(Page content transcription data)

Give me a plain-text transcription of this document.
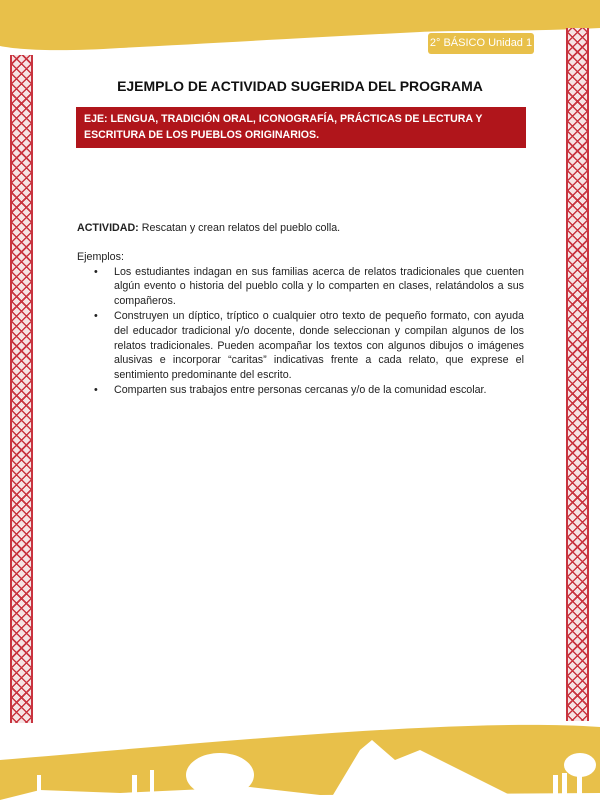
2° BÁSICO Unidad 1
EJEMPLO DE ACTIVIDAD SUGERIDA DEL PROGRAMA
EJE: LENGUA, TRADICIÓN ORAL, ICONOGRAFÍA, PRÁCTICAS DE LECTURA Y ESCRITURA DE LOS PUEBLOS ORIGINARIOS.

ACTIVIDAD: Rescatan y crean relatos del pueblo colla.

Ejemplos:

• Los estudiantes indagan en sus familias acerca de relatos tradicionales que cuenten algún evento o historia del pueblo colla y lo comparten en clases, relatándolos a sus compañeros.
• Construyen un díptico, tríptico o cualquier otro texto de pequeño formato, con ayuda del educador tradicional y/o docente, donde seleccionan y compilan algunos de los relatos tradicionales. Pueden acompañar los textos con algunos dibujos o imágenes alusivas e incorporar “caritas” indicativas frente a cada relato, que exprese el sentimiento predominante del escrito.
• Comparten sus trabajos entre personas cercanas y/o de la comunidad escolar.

AIM OF THE EXERCISE:
All lines above that contain the word "colla" are to be copied.

YOUR SOLUTION:
ACTIVIDAD: Rescatan y crean relatos del pueblo colla.
• Los estudiantes indagan en sus familias acerca de relatos tradicionales que cuenten algún evento o historia del pueblo colla y lo comparten en clases, relatándolos a sus compañeros.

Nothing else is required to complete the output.